WRITTEN PROBLEM:
Repeat, exactly and completely, the entries shown underneath.

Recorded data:
-=-=-
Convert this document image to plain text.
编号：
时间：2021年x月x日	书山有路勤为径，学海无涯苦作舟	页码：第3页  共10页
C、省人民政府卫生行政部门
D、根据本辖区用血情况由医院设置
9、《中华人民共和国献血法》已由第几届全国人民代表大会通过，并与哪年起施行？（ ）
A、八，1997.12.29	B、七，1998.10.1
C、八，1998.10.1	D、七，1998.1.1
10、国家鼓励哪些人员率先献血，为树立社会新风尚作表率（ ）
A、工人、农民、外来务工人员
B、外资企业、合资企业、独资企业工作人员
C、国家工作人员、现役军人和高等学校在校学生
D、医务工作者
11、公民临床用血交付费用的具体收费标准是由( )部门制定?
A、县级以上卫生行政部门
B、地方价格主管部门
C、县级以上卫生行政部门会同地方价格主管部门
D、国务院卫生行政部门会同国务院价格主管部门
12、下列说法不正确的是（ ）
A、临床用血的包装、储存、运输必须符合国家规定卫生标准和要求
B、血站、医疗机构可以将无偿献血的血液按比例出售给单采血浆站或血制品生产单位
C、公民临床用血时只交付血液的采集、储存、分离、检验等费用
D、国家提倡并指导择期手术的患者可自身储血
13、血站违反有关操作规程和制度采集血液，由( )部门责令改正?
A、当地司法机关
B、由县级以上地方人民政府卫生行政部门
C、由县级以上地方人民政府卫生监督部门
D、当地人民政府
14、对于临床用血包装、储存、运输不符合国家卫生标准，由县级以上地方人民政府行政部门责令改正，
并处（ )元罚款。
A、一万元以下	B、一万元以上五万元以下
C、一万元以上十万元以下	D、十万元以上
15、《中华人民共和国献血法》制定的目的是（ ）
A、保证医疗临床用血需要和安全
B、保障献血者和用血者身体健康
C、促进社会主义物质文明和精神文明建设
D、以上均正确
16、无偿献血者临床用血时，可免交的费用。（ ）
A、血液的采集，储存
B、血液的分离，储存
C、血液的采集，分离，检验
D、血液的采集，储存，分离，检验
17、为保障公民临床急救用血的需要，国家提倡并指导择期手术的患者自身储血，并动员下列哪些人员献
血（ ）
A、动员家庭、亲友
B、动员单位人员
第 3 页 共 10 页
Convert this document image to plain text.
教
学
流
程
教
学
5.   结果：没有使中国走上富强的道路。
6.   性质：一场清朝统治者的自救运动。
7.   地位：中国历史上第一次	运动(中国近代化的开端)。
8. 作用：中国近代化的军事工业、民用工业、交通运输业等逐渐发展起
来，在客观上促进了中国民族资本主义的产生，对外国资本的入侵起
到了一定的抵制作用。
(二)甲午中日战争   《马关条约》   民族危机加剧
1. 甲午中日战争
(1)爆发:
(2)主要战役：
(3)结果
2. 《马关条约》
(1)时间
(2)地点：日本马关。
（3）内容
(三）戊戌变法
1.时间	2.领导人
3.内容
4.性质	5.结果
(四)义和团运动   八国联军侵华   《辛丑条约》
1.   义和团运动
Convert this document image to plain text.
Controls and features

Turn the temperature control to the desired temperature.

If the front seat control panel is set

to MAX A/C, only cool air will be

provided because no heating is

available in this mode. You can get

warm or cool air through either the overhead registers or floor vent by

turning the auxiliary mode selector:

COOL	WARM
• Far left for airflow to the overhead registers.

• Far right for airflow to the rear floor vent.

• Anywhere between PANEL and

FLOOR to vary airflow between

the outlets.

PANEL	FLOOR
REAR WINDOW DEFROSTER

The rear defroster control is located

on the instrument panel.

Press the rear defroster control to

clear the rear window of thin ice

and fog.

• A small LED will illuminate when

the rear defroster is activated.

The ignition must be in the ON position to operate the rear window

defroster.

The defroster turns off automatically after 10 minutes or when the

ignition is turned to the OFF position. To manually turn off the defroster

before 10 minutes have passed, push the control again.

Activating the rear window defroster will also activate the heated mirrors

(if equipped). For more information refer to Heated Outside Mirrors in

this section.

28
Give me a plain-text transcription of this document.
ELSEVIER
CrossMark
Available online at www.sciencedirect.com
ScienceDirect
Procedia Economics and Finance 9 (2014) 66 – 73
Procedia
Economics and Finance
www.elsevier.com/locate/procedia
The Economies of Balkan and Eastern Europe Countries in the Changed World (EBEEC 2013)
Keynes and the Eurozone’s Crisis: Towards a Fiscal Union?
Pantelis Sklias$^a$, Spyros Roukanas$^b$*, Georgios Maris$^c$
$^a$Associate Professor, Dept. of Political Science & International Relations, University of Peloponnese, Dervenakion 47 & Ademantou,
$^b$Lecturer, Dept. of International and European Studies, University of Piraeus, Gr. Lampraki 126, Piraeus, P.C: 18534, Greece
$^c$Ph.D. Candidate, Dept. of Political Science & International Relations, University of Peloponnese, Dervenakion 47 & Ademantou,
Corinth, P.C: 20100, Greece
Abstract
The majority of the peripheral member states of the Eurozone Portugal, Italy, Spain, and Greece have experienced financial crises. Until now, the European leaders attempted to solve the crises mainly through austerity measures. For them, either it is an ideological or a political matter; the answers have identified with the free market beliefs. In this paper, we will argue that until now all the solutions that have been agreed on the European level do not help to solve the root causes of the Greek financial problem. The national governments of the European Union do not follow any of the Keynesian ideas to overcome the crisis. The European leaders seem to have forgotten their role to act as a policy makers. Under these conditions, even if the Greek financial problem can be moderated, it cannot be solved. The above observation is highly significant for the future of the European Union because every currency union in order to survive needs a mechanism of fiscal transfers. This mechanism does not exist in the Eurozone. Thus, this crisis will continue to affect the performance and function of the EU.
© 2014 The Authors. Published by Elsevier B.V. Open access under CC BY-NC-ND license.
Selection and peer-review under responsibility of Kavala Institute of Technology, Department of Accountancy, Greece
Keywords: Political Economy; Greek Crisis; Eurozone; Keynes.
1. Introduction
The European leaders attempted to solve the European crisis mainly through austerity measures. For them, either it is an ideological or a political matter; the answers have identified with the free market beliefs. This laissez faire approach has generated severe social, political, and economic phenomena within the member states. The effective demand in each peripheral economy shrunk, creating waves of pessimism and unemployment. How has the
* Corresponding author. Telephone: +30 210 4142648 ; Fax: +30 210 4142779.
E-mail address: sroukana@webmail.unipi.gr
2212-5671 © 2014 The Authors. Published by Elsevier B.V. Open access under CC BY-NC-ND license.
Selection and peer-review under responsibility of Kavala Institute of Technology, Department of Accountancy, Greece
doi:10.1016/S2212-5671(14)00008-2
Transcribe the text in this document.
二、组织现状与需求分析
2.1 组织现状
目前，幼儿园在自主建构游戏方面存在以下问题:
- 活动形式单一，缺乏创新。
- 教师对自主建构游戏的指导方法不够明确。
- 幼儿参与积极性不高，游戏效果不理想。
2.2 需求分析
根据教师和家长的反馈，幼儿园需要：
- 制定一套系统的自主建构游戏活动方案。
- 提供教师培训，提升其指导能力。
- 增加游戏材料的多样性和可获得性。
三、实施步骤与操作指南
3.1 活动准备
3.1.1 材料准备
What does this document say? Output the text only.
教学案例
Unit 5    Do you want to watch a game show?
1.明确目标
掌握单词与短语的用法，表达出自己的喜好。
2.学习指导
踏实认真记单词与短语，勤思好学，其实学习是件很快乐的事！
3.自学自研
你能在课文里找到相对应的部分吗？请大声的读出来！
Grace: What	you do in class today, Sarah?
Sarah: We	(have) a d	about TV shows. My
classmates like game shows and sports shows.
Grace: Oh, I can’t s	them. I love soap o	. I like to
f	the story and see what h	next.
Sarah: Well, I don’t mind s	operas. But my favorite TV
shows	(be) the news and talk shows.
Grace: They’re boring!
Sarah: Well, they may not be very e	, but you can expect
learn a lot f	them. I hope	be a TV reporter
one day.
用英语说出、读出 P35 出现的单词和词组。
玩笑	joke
-=-=-
SOLUTION FOR THIS PROBLEM:
Convert this document image to plain text.
编号：
时间：2021年x月x日	书山有路勤为径，学海无涯苦作舟	页码：第3页  共10页
C、省人民政府卫生行政部门
D、根据本辖区用血情况由医院设置
9、《中华人民共和国献血法》已由第几届全国人民代表大会通过，并与哪年起施行？（ ）
A、八，1997.12.29	B、七，1998.10.1
C、八，1998.10.1	D、七，1998.1.1
10、国家鼓励哪些人员率先献血，为树立社会新风尚作表率（ ）
A、工人、农民、外来务工人员
B、外资企业、合资企业、独资企业工作人员
C、国家工作人员、现役军人和高等学校在校学生
D、医务工作者
11、公民临床用血交付费用的具体收费标准是由( )部门制定?
A、县级以上卫生行政部门
B、地方价格主管部门
C、县级以上卫生行政部门会同地方价格主管部门
D、国务院卫生行政部门会同国务院价格主管部门
12、下列说法不正确的是（ ）
A、临床用血的包装、储存、运输必须符合国家规定卫生标准和要求
B、血站、医疗机构可以将无偿献血的血液按比例出售给单采血浆站或血制品生产单位
C、公民临床用血时只交付血液的采集、储存、分离、检验等费用
D、国家提倡并指导择期手术的患者可自身储血
13、血站违反有关操作规程和制度采集血液，由( )部门责令改正?
A、当地司法机关
B、由县级以上地方人民政府卫生行政部门
C、由县级以上地方人民政府卫生监督部门
D、当地人民政府
14、对于临床用血包装、储存、运输不符合国家卫生标准，由县级以上地方人民政府行政部门责令改正，
并处（ )元罚款。
A、一万元以下	B、一万元以上五万元以下
C、一万元以上十万元以下	D、十万元以上
15、《中华人民共和国献血法》制定的目的是（ ）
A、保证医疗临床用血需要和安全
B、保障献血者和用血者身体健康
C、促进社会主义物质文明和精神文明建设
D、以上均正确
16、无偿献血者临床用血时，可免交的费用。（ ）
A、血液的采集，储存
B、血液的分离，储存
C、血液的采集，分离，检验
D、血液的采集，储存，分离，检验
17、为保障公民临床急救用血的需要，国家提倡并指导择期手术的患者自身储血，并动员下列哪些人员献
血（ ）
A、动员家庭、亲友
B、动员单位人员
第 3 页 共 10 页
Convert this document image to plain text.
教
学
流
程
教
学
5.   结果：没有使中国走上富强的道路。
6.   性质：一场清朝统治者的自救运动。
7.   地位：中国历史上第一次	运动(中国近代化的开端)。
8. 作用：中国近代化的军事工业、民用工业、交通运输业等逐渐发展起
来，在客观上促进了中国民族资本主义的产生，对外国资本的入侵起
到了一定的抵制作用。
(二)甲午中日战争   《马关条约》   民族危机加剧
1. 甲午中日战争
(1)爆发:
(2)主要战役：
(3)结果
2. 《马关条约》
(1)时间
(2)地点：日本马关。
（3）内容
(三）戊戌变法
1.时间	2.领导人
3.内容
4.性质	5.结果
(四)义和团运动   八国联军侵华   《辛丑条约》
1.   义和团运动
Convert this document image to plain text.
Controls and features

Turn the temperature control to the desired temperature.

If the front seat control panel is set

to MAX A/C, only cool air will be

provided because no heating is

available in this mode. You can get

warm or cool air through either the overhead registers or floor vent by

turning the auxiliary mode selector:

COOL	WARM
• Far left for airflow to the overhead registers.

• Far right for airflow to the rear floor vent.

• Anywhere between PANEL and

FLOOR to vary airflow between

the outlets.

PANEL	FLOOR
REAR WINDOW DEFROSTER

The rear defroster control is located

on the instrument panel.

Press the rear defroster control to

clear the rear window of thin ice

and fog.

• A small LED will illuminate when

the rear defroster is activated.

The ignition must be in the ON position to operate the rear window

defroster.

The defroster turns off automatically after 10 minutes or when the

ignition is turned to the OFF position. To manually turn off the defroster

before 10 minutes have passed, push the control again.

Activating the rear window defroster will also activate the heated mirrors

(if equipped). For more information refer to Heated Outside Mirrors in

this section.

28
Give me a plain-text transcription of this document.
ELSEVIER
CrossMark
Available online at www.sciencedirect.com
ScienceDirect
Procedia Economics and Finance 9 (2014) 66 – 73
Procedia
Economics and Finance
www.elsevier.com/locate/procedia
The Economies of Balkan and Eastern Europe Countries in the Changed World (EBEEC 2013)
Keynes and the Eurozone’s Crisis: Towards a Fiscal Union?
Pantelis Sklias$^a$, Spyros Roukanas$^b$*, Georgios Maris$^c$
$^a$Associate Professor, Dept. of Political Science & International Relations, University of Peloponnese, Dervenakion 47 & Ademantou,
$^b$Lecturer, Dept. of International and European Studies, University of Piraeus, Gr. Lampraki 126, Piraeus, P.C: 18534, Greece
$^c$Ph.D. Candidate, Dept. of Political Science & International Relations, University of Peloponnese, Dervenakion 47 & Ademantou,
Corinth, P.C: 20100, Greece
Abstract
The majority of the peripheral member states of the Eurozone Portugal, Italy, Spain, and Greece have experienced financial crises. Until now, the European leaders attempted to solve the crises mainly through austerity measures. For them, either it is an ideological or a political matter; the answers have identified with the free market beliefs. In this paper, we will argue that until now all the solutions that have been agreed on the European level do not help to solve the root causes of the Greek financial problem. The national governments of the European Union do not follow any of the Keynesian ideas to overcome the crisis. The European leaders seem to have forgotten their role to act as a policy makers. Under these conditions, even if the Greek financial problem can be moderated, it cannot be solved. The above observation is highly significant for the future of the European Union because every currency union in order to survive needs a mechanism of fiscal transfers. This mechanism does not exist in the Eurozone. Thus, this crisis will continue to affect the performance and function of the EU.
© 2014 The Authors. Published by Elsevier B.V. Open access under CC BY-NC-ND license.
Selection and peer-review under responsibility of Kavala Institute of Technology, Department of Accountancy, Greece
Keywords: Political Economy; Greek Crisis; Eurozone; Keynes.
1. Introduction
The European leaders attempted to solve the European crisis mainly through austerity measures. For them, either it is an ideological or a political matter; the answers have identified with the free market beliefs. This laissez faire approach has generated severe social, political, and economic phenomena within the member states. The effective demand in each peripheral economy shrunk, creating waves of pessimism and unemployment. How has the
* Corresponding author. Telephone: +30 210 4142648 ; Fax: +30 210 4142779.
E-mail address: sroukana@webmail.unipi.gr
2212-5671 © 2014 The Authors. Published by Elsevier B.V. Open access under CC BY-NC-ND license.
Selection and peer-review under responsibility of Kavala Institute of Technology, Department of Accountancy, Greece
doi:10.1016/S2212-5671(14)00008-2
Transcribe the text in this document.
二、组织现状与需求分析
2.1 组织现状
目前，幼儿园在自主建构游戏方面存在以下问题:
- 活动形式单一，缺乏创新。
- 教师对自主建构游戏的指导方法不够明确。
- 幼儿参与积极性不高，游戏效果不理想。
2.2 需求分析
根据教师和家长的反馈，幼儿园需要：
- 制定一套系统的自主建构游戏活动方案。
- 提供教师培训，提升其指导能力。
- 增加游戏材料的多样性和可获得性。
三、实施步骤与操作指南
3.1 活动准备
3.1.1 材料准备
What does this document say? Output the text only.
教学案例
Unit 5    Do you want to watch a game show?
1.明确目标
掌握单词与短语的用法，表达出自己的喜好。
2.学习指导
踏实认真记单词与短语，勤思好学，其实学习是件很快乐的事！
3.自学自研
你能在课文里找到相对应的部分吗？请大声的读出来！
Grace: What	you do in class today, Sarah?
Sarah: We	(have) a d	about TV shows. My
classmates like game shows and sports shows.
Grace: Oh, I can’t s	them. I love soap o	. I like to
f	the story and see what h	next.
Sarah: Well, I don’t mind s	operas. But my favorite TV
shows	(be) the news and talk shows.
Grace: They’re boring!
Sarah: Well, they may not be very e	, but you can expect
learn a lot f	them. I hope	be a TV reporter
one day.
用英语说出、读出 P35 出现的单词和词组。
玩笑	joke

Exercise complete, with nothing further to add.